** start Working data **

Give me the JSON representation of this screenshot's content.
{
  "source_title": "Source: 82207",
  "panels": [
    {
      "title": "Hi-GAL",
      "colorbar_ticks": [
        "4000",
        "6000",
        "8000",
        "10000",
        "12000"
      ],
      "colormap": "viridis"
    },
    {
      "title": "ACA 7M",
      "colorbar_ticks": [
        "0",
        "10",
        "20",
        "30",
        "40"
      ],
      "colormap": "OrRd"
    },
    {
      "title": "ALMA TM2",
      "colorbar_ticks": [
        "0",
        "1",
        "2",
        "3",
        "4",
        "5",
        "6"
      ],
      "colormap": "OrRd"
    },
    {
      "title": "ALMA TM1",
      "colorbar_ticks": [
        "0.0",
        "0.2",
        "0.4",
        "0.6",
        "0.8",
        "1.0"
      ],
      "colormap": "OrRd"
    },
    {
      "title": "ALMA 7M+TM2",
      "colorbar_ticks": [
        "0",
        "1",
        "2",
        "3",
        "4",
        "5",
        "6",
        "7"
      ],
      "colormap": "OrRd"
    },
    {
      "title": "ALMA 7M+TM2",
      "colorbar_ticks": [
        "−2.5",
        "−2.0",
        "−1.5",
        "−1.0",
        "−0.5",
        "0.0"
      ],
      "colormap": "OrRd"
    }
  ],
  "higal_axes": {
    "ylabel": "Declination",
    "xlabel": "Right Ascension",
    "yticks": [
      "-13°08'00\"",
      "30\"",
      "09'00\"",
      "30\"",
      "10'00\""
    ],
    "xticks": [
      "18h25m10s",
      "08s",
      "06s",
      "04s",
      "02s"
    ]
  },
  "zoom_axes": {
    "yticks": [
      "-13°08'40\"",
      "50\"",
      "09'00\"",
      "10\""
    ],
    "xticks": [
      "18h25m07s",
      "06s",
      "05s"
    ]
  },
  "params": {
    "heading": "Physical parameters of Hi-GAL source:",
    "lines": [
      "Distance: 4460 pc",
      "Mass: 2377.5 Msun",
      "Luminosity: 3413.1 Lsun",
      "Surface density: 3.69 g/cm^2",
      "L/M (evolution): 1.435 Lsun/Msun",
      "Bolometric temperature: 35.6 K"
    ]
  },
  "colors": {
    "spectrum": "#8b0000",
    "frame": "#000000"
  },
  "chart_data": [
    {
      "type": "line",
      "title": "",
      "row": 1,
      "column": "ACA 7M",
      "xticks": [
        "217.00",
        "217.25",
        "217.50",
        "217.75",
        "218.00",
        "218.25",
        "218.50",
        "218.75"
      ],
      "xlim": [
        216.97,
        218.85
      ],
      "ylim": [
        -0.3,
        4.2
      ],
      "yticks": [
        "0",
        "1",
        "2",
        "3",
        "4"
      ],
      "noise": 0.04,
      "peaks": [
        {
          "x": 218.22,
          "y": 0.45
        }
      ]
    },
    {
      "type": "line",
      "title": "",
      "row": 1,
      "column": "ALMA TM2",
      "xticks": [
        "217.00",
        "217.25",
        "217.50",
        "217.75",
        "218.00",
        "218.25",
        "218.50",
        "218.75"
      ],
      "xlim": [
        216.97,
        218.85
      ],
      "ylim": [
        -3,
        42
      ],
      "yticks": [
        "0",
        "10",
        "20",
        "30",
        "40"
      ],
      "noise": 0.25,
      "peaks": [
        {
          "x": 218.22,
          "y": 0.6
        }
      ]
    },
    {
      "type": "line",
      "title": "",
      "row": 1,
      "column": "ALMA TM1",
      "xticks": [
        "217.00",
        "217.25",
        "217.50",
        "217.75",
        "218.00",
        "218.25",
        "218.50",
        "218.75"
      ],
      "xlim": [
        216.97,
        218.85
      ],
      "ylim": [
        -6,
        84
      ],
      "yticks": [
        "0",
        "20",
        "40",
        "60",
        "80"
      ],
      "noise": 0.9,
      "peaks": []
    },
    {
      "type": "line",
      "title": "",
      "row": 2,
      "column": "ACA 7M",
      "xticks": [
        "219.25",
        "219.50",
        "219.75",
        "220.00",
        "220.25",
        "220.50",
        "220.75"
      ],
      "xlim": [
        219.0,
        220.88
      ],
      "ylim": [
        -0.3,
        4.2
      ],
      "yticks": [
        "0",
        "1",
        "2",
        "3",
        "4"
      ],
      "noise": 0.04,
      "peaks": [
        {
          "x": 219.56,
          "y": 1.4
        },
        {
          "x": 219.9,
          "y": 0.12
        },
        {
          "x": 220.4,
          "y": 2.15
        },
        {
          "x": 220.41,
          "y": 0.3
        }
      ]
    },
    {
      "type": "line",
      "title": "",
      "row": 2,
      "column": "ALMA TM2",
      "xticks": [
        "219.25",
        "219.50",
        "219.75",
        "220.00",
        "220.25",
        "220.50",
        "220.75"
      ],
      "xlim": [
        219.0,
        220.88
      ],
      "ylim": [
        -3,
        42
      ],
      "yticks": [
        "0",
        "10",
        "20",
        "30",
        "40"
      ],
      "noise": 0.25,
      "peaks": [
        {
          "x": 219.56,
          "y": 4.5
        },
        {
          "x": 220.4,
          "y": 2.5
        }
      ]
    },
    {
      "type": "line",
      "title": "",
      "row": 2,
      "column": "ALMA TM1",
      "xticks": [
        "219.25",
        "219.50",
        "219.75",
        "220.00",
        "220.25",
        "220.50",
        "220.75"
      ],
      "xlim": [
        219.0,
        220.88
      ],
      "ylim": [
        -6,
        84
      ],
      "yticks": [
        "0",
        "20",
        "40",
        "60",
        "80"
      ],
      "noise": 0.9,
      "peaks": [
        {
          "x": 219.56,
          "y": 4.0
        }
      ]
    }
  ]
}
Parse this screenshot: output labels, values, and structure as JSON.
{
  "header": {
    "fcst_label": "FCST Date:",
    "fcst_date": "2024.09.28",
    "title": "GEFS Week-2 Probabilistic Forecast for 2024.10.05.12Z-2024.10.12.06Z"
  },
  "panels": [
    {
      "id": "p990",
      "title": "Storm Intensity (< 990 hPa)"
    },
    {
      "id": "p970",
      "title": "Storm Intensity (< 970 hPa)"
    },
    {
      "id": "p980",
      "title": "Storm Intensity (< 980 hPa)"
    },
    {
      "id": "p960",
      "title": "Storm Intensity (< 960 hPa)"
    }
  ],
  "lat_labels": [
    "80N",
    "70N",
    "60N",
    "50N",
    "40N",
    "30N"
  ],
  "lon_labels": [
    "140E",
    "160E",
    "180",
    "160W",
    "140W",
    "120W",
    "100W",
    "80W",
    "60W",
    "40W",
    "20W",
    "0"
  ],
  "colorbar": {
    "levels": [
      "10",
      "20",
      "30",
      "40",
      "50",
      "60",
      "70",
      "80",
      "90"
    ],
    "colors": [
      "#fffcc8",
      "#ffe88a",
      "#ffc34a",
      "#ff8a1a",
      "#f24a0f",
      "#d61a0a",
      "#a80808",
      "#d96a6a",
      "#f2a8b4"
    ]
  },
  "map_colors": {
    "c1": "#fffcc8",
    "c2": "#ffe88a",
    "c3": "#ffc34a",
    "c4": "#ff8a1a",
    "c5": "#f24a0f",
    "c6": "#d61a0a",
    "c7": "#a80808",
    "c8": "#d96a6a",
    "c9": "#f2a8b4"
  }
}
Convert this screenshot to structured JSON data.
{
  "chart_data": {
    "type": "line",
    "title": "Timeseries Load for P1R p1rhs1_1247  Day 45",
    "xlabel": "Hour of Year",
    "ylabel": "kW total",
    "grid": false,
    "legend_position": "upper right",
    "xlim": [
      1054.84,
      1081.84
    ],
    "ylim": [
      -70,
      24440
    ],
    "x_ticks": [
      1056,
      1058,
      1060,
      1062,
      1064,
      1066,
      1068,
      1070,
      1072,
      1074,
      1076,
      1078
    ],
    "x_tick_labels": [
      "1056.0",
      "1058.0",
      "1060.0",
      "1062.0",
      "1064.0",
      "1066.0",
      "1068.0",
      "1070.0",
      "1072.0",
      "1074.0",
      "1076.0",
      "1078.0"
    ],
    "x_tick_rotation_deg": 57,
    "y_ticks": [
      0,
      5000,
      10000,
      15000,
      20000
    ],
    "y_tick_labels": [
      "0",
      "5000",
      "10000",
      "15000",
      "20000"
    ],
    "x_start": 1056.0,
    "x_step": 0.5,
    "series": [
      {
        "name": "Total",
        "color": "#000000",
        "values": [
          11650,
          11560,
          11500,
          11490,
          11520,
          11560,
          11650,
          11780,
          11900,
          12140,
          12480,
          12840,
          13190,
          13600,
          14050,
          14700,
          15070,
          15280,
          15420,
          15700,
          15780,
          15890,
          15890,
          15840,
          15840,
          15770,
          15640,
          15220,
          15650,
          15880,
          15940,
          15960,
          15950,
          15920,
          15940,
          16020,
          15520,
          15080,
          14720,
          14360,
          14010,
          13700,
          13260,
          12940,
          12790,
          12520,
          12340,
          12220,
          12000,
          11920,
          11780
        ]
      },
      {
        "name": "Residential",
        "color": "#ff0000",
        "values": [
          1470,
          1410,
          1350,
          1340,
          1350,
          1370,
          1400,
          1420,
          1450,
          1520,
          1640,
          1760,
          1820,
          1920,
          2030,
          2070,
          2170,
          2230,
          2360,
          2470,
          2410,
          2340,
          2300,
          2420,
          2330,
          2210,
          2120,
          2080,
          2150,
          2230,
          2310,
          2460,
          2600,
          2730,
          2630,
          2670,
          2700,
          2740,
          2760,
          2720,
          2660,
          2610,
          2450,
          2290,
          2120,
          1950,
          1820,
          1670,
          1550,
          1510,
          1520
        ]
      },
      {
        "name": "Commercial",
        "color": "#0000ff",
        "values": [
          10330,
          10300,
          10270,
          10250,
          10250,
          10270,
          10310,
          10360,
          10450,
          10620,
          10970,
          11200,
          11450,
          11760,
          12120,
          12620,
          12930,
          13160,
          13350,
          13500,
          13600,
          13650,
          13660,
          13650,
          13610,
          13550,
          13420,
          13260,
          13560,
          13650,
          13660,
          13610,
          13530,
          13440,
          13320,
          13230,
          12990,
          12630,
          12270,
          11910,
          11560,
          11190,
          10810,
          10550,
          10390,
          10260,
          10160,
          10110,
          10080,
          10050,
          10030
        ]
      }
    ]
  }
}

** end Working data **

_Your task_
From the records above, work out how many lines contain the string "Intensity". Give only the number.

_The solution_
4